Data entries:
_ _ _ _

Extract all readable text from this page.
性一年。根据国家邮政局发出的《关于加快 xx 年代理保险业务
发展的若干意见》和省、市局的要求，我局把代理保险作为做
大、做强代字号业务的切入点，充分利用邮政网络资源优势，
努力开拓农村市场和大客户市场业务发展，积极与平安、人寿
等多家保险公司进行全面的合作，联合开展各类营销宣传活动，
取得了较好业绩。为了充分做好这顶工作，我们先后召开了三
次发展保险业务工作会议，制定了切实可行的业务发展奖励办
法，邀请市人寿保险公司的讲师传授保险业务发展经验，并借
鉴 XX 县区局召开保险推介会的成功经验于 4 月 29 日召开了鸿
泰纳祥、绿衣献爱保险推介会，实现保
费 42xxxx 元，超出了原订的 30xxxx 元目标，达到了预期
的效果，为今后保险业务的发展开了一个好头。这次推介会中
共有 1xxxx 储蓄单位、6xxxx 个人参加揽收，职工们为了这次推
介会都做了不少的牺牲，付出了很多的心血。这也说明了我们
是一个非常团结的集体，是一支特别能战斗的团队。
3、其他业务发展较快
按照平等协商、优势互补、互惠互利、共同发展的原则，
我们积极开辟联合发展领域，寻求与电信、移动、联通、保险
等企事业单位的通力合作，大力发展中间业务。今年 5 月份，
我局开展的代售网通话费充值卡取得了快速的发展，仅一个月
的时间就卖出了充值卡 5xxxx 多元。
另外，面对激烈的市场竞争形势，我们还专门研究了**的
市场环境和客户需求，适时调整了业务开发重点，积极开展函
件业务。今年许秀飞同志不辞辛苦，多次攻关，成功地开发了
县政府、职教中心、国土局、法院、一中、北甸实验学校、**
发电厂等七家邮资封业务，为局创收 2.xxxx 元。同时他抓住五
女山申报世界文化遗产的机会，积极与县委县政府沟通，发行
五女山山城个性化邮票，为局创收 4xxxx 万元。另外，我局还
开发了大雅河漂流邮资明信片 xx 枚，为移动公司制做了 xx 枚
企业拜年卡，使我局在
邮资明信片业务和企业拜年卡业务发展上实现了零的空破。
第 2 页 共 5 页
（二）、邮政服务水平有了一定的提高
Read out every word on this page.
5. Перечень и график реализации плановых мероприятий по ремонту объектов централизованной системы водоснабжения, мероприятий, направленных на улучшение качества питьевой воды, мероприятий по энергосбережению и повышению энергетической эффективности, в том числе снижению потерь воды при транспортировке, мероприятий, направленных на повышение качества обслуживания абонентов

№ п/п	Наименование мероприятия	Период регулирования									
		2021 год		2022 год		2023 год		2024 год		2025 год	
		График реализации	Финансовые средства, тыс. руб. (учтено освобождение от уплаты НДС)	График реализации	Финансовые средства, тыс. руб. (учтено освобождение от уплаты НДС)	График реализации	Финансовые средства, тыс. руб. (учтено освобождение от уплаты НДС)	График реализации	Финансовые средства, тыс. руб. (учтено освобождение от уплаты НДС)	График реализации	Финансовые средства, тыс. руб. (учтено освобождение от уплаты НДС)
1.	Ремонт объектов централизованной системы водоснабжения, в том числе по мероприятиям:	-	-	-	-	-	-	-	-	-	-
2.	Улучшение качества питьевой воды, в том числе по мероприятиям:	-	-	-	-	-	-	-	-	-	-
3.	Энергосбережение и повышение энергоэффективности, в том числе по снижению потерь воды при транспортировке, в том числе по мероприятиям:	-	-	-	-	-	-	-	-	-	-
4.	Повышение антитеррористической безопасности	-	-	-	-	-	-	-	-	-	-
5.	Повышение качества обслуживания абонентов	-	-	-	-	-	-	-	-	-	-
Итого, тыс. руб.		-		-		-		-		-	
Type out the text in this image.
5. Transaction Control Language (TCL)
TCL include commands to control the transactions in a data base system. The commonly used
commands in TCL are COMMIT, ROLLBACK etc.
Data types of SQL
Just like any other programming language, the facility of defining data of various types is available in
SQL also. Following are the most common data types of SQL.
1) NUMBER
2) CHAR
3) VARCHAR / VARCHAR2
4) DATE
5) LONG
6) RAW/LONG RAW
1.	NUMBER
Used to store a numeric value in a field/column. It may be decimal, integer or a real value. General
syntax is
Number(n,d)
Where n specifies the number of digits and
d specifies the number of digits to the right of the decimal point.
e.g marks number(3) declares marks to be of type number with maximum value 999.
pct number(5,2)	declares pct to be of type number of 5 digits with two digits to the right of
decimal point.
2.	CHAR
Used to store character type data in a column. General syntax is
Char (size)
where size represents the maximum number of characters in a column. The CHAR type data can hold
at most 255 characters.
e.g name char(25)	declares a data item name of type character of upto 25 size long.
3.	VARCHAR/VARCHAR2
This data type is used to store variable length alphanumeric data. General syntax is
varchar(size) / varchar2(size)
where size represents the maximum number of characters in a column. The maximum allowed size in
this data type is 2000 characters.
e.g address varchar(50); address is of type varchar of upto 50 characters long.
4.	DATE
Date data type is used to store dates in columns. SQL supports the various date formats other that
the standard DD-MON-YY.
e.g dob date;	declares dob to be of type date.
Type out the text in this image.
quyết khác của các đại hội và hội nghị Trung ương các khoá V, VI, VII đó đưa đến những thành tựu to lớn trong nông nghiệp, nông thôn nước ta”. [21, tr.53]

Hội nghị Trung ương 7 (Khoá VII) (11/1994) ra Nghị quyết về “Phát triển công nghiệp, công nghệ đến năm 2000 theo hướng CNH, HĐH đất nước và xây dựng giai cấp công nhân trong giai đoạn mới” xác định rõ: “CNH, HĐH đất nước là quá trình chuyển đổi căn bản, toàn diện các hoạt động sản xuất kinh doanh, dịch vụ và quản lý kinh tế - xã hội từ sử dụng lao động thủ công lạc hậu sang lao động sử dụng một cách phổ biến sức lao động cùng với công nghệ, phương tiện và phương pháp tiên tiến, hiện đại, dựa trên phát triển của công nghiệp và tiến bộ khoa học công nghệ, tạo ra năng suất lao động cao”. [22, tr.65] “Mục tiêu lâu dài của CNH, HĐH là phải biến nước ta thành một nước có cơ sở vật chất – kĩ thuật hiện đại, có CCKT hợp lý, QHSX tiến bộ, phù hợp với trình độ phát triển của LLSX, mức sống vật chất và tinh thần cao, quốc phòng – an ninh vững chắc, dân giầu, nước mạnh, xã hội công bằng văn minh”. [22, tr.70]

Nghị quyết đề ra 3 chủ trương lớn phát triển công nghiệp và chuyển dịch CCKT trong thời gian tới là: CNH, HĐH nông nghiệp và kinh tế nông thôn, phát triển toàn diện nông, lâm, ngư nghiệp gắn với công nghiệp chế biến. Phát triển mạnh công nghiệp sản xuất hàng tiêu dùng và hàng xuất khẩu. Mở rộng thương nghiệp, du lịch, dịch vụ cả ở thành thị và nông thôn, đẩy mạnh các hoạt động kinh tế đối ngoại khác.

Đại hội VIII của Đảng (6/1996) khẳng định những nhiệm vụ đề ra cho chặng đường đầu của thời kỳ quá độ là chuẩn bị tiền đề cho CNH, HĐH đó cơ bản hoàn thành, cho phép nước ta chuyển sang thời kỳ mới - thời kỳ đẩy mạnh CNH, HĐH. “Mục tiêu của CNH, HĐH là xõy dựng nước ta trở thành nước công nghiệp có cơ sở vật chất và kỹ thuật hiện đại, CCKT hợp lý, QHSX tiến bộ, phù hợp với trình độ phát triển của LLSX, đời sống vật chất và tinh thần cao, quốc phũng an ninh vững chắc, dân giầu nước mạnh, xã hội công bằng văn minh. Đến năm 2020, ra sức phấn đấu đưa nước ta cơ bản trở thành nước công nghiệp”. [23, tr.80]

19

_ _ _ _

_WHAT TO PRODUCE_
In the records above, locate every line with the string "мероприятиям" and copy it.

_EXERCISE ANSWER_
1.	Ремонт объектов централизованной системы водоснабжения, в том числе по мероприятиям:	-	-	-	-	-	-	-	-	-	-
2.	Улучшение качества питьевой воды, в том числе по мероприятиям:	-	-	-	-	-	-	-	-	-	-
3.	Энергосбережение и повышение энергоэффективности, в том числе по снижению потерь воды при транспортировке, в том числе по мероприятиям:	-	-	-	-	-	-	-	-	-	-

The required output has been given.